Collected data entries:
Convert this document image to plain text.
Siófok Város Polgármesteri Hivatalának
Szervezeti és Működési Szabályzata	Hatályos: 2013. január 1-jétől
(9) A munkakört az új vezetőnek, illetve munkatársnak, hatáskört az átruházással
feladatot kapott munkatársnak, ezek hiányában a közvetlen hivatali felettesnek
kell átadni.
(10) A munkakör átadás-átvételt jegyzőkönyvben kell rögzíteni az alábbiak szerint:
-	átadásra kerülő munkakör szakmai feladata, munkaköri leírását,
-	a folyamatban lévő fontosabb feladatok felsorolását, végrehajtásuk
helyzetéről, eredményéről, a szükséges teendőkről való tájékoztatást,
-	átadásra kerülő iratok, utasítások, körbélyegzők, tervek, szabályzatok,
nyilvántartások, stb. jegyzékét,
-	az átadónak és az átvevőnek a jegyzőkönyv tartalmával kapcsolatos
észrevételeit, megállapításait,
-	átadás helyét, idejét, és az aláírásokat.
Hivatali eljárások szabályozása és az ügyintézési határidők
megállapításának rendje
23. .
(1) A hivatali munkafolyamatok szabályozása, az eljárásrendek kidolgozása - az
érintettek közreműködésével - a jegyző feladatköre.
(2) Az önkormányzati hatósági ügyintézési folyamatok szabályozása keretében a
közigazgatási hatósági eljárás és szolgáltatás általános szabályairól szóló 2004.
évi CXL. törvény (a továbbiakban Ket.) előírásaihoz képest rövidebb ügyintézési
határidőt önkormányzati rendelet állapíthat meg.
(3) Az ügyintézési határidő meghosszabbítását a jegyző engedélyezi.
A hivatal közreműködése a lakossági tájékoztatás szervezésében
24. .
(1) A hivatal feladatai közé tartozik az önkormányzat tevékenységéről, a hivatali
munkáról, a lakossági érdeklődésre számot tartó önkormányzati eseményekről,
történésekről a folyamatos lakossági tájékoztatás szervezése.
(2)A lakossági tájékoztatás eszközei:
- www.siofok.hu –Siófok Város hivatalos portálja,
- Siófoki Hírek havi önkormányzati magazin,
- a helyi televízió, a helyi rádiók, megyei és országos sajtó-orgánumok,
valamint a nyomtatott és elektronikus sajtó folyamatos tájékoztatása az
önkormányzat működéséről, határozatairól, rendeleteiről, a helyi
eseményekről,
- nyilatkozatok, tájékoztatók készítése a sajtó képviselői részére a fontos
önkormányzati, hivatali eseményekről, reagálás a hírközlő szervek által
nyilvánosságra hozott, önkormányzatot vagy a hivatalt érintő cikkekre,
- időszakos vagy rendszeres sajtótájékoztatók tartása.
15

Requirement: Where a line of the entries contains the word "lakossági", copy that line.

Complete response:
A hivatal közreműködése a lakossági tájékoztatás szervezésében
munkáról, a lakossági érdeklődésre számot tartó önkormányzati eseményekről,
történésekről a folyamatos lakossági tájékoztatás szervezése.
(2)A lakossági tájékoztatás eszközei:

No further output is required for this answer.